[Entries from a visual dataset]

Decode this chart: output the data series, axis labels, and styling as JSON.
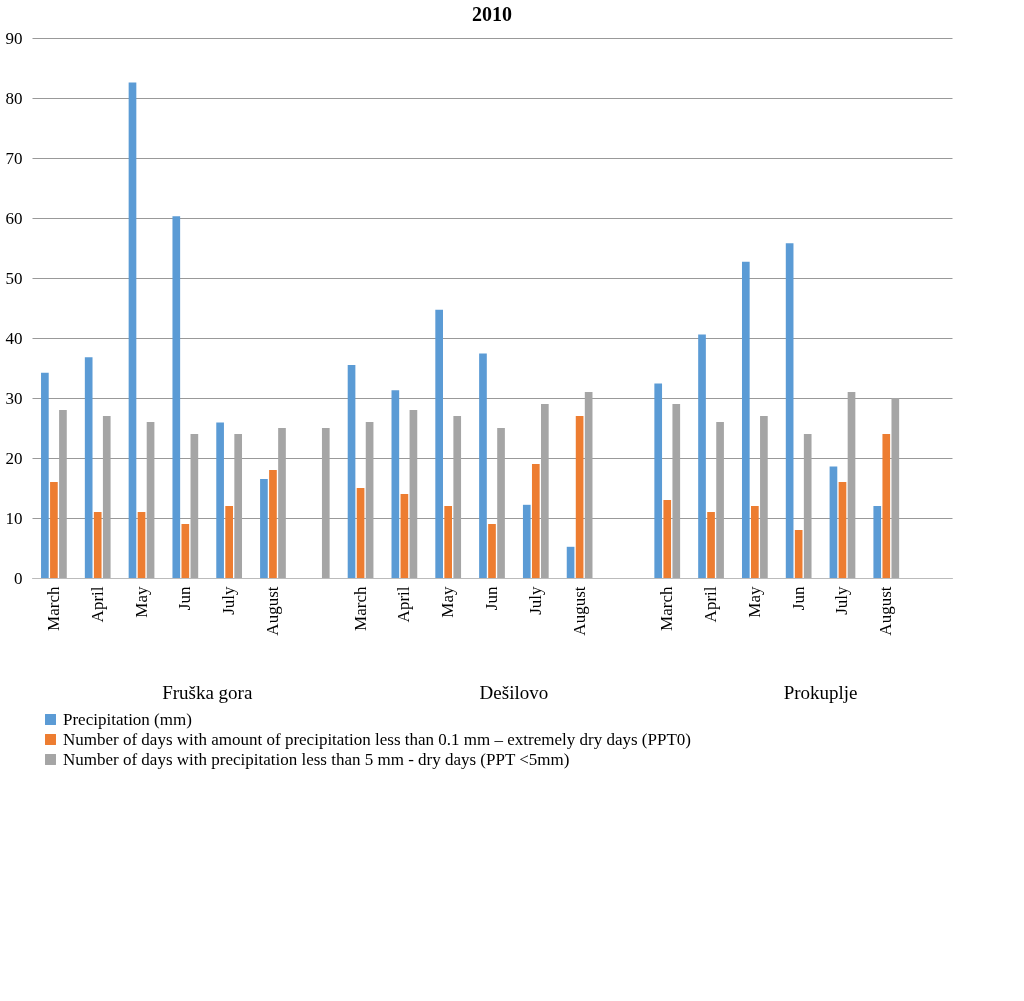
{
  "chart_data": {
    "type": "bar",
    "title": "2010",
    "categories": [
      "March",
      "April",
      "May",
      "Jun",
      "July",
      "August",
      null,
      "March",
      "April",
      "May",
      "Jun",
      "July",
      "August",
      null,
      "March",
      "April",
      "May",
      "Jun",
      "July",
      "August",
      null
    ],
    "annotations": [
      "Fruška gora",
      "Dešilovo",
      "Prokuplje"
    ],
    "series": [
      {
        "name": "Precipitation (mm)",
        "color": "#5b9bd5",
        "values": [
          34.2,
          36.8,
          82.6,
          60.3,
          25.9,
          16.5,
          null,
          35.5,
          31.3,
          44.7,
          37.4,
          12.2,
          5.2,
          null,
          32.4,
          40.6,
          52.7,
          55.8,
          18.6,
          12,
          null
        ]
      },
      {
        "name": "Number of days with amount of precipitation less than 0.1 mm – extremely dry days (PPT0)",
        "color": "#ed7d31",
        "values": [
          16,
          11,
          11,
          9,
          12,
          18,
          null,
          15,
          14,
          12,
          9,
          19,
          27,
          null,
          13,
          11,
          12,
          8,
          16,
          24,
          null
        ]
      },
      {
        "name": "Number of days with precipitation less than 5 mm - dry days (PPT <5mm)",
        "color": "#a5a5a5",
        "values": [
          28,
          27,
          26,
          24,
          24,
          25,
          25,
          26,
          28,
          27,
          25,
          29,
          31,
          null,
          29,
          26,
          27,
          24,
          31,
          30,
          null
        ]
      }
    ],
    "ylim": [
      0,
      90
    ],
    "yticks": [
      0,
      10,
      20,
      30,
      40,
      50,
      60,
      70,
      80,
      90
    ],
    "grid": "y",
    "legend": "bottom"
  }
}
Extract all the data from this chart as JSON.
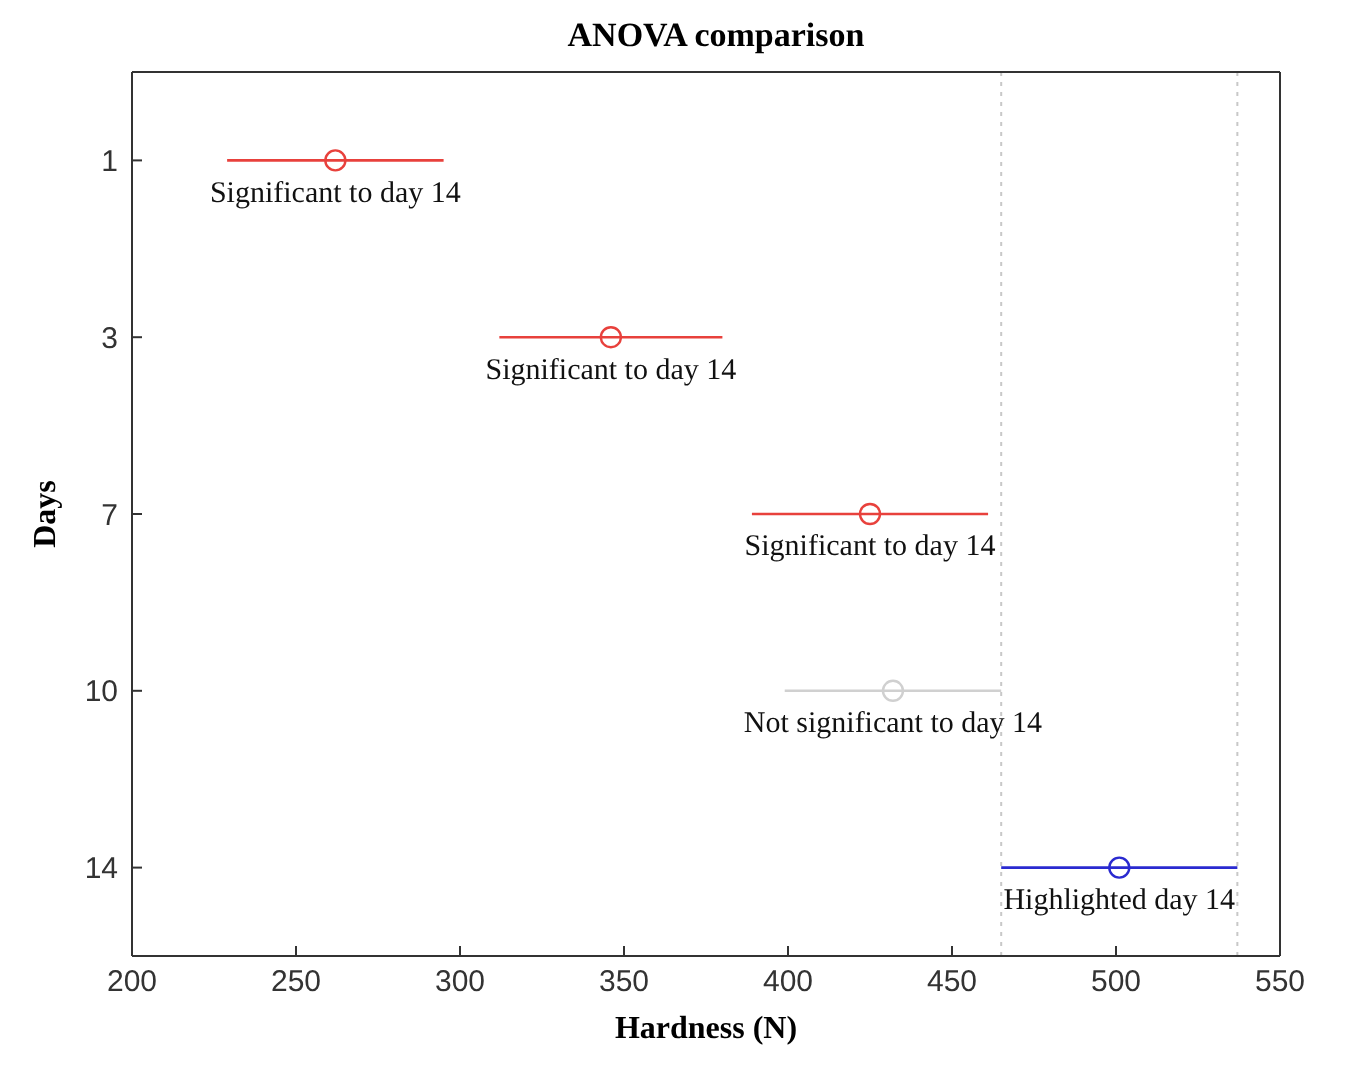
{
  "chart_data": {
    "type": "scatter",
    "orientation": "horizontal",
    "title": "ANOVA comparison",
    "xlabel": "Hardness (N)",
    "ylabel": "Days",
    "categories": [
      "1",
      "3",
      "7",
      "10",
      "14"
    ],
    "values": [
      262,
      346,
      425,
      432,
      501
    ],
    "errors": [
      33,
      34,
      36,
      33,
      36
    ],
    "colors": [
      "#e8413c",
      "#e8413c",
      "#e8413c",
      "#d0d0d0",
      "#2a2ad0"
    ],
    "marker": "circle",
    "xlim": [
      200,
      550
    ],
    "xticks": [
      200,
      250,
      300,
      350,
      400,
      450,
      500,
      550
    ],
    "grid": false,
    "ref_lines": [
      {
        "axis": "x",
        "value": 465,
        "color": "#c8c8c8",
        "line_style": "dotted"
      },
      {
        "axis": "x",
        "value": 537,
        "color": "#c8c8c8",
        "line_style": "dotted"
      }
    ],
    "annotations": [
      {
        "text": "Significant to day 14",
        "x": 262,
        "y": "1"
      },
      {
        "text": "Significant to day 14",
        "x": 346,
        "y": "3"
      },
      {
        "text": "Significant to day 14",
        "x": 425,
        "y": "7"
      },
      {
        "text": "Not significant to day 14",
        "x": 432,
        "y": "10"
      },
      {
        "text": "Highlighted day 14",
        "x": 501,
        "y": "14"
      }
    ]
  }
}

→ Task goal
Lines that hold "Number" are the ones to copy; find all of them.

→ Expected answer
        "name": "Number of days with amount of precipitation less than 0.1 mm – extremely dry days (PPT0)",
        "name": "Number of days with precipitation less than 5 mm - dry days (PPT <5mm)",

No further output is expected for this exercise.